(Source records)
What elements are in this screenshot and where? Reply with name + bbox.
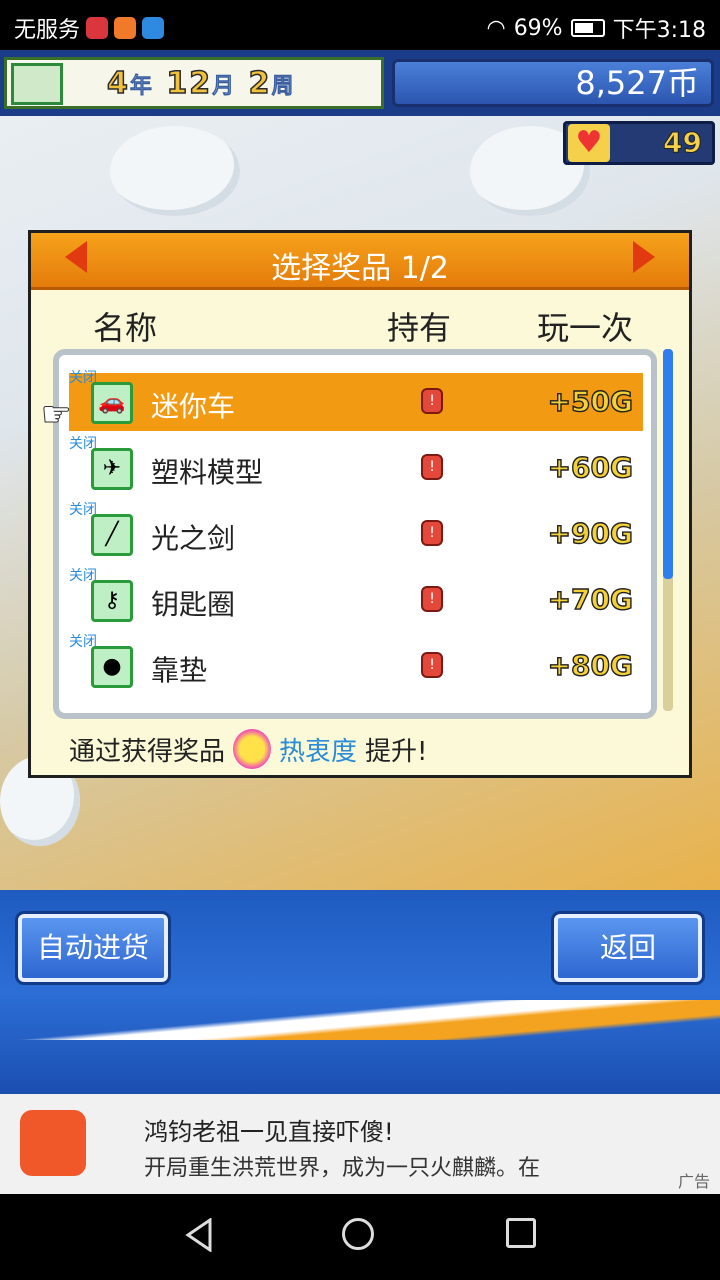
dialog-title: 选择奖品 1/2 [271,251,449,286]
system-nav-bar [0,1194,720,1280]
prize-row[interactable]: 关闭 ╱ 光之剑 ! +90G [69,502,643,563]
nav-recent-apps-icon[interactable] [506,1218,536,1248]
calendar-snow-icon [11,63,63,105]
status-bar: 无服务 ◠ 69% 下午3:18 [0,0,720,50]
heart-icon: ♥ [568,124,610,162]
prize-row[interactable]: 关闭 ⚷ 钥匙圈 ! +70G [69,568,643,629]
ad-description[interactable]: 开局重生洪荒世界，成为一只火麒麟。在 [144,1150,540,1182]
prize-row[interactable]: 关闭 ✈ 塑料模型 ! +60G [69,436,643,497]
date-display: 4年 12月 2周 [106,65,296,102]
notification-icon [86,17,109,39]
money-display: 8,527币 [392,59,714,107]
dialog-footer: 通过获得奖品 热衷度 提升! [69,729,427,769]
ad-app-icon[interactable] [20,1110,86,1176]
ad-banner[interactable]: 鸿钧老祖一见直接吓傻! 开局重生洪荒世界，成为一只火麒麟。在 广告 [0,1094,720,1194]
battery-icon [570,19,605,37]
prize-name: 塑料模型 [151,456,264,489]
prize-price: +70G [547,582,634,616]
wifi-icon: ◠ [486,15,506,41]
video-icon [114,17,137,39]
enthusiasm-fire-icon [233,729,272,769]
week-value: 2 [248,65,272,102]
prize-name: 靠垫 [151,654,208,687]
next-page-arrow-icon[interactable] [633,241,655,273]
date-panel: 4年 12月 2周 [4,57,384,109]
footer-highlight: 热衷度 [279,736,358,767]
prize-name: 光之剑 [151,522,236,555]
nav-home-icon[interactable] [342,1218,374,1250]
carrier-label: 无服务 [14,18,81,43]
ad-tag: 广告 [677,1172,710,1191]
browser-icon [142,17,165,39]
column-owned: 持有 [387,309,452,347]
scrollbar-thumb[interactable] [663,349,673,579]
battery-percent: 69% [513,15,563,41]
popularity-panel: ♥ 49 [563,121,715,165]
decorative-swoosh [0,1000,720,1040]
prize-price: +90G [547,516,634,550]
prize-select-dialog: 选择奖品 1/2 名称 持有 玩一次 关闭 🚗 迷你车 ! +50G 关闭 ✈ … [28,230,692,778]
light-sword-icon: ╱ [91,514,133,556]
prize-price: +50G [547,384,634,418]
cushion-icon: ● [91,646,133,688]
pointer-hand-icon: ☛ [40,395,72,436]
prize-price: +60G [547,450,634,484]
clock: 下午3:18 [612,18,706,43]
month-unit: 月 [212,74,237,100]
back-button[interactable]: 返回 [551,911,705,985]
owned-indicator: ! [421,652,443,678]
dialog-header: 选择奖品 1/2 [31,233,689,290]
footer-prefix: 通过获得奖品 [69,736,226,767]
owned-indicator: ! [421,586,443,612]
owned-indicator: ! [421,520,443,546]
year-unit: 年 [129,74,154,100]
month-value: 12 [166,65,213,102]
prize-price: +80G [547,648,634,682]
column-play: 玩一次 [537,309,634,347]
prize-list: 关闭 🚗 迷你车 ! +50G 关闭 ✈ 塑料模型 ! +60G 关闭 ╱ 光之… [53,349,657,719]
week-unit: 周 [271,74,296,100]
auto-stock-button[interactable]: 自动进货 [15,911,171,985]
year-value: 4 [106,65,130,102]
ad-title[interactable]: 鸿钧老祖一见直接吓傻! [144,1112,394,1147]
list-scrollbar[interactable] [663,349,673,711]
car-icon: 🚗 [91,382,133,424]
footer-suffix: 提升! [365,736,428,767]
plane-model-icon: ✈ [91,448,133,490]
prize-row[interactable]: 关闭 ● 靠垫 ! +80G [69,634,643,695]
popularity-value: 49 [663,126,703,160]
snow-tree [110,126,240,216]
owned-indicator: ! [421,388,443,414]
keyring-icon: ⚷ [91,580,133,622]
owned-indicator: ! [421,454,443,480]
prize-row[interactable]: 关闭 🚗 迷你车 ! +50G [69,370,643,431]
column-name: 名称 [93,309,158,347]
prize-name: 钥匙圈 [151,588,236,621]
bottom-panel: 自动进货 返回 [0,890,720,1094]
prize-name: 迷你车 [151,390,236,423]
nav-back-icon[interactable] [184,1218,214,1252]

#### TO BE DONE:
Please rewrite the lines above, swapping every "prize-price" for "reward-cost" and changing nothing else. Omit the pictures from your answer.

#### THE RESULT:
What elements are in this screenshot and where? Reply with name + bbox.
dialog-title: 选择奖品 1/2 [271,251,449,286]
system-nav-bar [0,1194,720,1280]
prize-row[interactable]: 关闭 ╱ 光之剑 ! +90G [69,502,643,563]
nav-recent-apps-icon[interactable] [506,1218,536,1248]
calendar-snow-icon [11,63,63,105]
status-bar: 无服务 ◠ 69% 下午3:18 [0,0,720,50]
heart-icon: ♥ [568,124,610,162]
prize-row[interactable]: 关闭 ⚷ 钥匙圈 ! +70G [69,568,643,629]
ad-description[interactable]: 开局重生洪荒世界，成为一只火麒麟。在 [144,1150,540,1182]
prize-row[interactable]: 关闭 ✈ 塑料模型 ! +60G [69,436,643,497]
date-display: 4年 12月 2周 [106,65,296,102]
notification-icon [86,17,109,39]
money-display: 8,527币 [392,59,714,107]
dialog-footer: 通过获得奖品 热衷度 提升! [69,729,427,769]
ad-app-icon[interactable] [20,1110,86,1176]
ad-banner[interactable]: 鸿钧老祖一见直接吓傻! 开局重生洪荒世界，成为一只火麒麟。在 广告 [0,1094,720,1194]
battery-icon [570,19,605,37]
prize-name: 塑料模型 [151,456,264,489]
reward-cost: +70G [547,582,634,616]
wifi-icon: ◠ [486,15,506,41]
video-icon [114,17,137,39]
enthusiasm-fire-icon [233,729,272,769]
week-value: 2 [248,65,272,102]
prize-name: 靠垫 [151,654,208,687]
next-page-arrow-icon[interactable] [633,241,655,273]
date-panel: 4年 12月 2周 [4,57,384,109]
footer-highlight: 热衷度 [279,736,358,767]
prize-name: 光之剑 [151,522,236,555]
nav-home-icon[interactable] [342,1218,374,1250]
carrier-label: 无服务 [14,18,81,43]
ad-tag: 广告 [677,1172,710,1191]
browser-icon [142,17,165,39]
column-owned: 持有 [387,309,452,347]
scrollbar-thumb[interactable] [663,349,673,579]
battery-percent: 69% [513,15,563,41]
popularity-panel: ♥ 49 [563,121,715,165]
decorative-swoosh [0,1000,720,1040]
reward-cost: +90G [547,516,634,550]
prize-select-dialog: 选择奖品 1/2 名称 持有 玩一次 关闭 🚗 迷你车 ! +50G 关闭 ✈ … [28,230,692,778]
light-sword-icon: ╱ [91,514,133,556]
reward-cost: +50G [547,384,634,418]
cushion-icon: ● [91,646,133,688]
pointer-hand-icon: ☛ [40,395,72,436]
reward-cost: +60G [547,450,634,484]
clock: 下午3:18 [612,18,706,43]
month-unit: 月 [212,74,237,100]
back-button[interactable]: 返回 [551,911,705,985]
owned-indicator: ! [421,652,443,678]
dialog-header: 选择奖品 1/2 [31,233,689,290]
footer-prefix: 通过获得奖品 [69,736,226,767]
owned-indicator: ! [421,586,443,612]
owned-indicator: ! [421,520,443,546]
year-unit: 年 [129,74,154,100]
month-value: 12 [166,65,213,102]
reward-cost: +80G [547,648,634,682]
column-play: 玩一次 [537,309,634,347]
prize-list: 关闭 🚗 迷你车 ! +50G 关闭 ✈ 塑料模型 ! +60G 关闭 ╱ 光之… [53,349,657,719]
week-unit: 周 [271,74,296,100]
auto-stock-button[interactable]: 自动进货 [15,911,171,985]
year-value: 4 [106,65,130,102]
ad-title[interactable]: 鸿钧老祖一见直接吓傻! [144,1112,394,1147]
list-scrollbar[interactable] [663,349,673,711]
car-icon: 🚗 [91,382,133,424]
footer-suffix: 提升! [365,736,428,767]
plane-model-icon: ✈ [91,448,133,490]
prize-row[interactable]: 关闭 ● 靠垫 ! +80G [69,634,643,695]
popularity-value: 49 [663,126,703,160]
snow-tree [110,126,240,216]
owned-indicator: ! [421,388,443,414]
keyring-icon: ⚷ [91,580,133,622]
owned-indicator: ! [421,454,443,480]
prize-row[interactable]: 关闭 🚗 迷你车 ! +50G [69,370,643,431]
column-name: 名称 [93,309,158,347]
prize-name: 钥匙圈 [151,588,236,621]
bottom-panel: 自动进货 返回 [0,890,720,1094]
prize-name: 迷你车 [151,390,236,423]
nav-back-icon[interactable] [184,1218,214,1252]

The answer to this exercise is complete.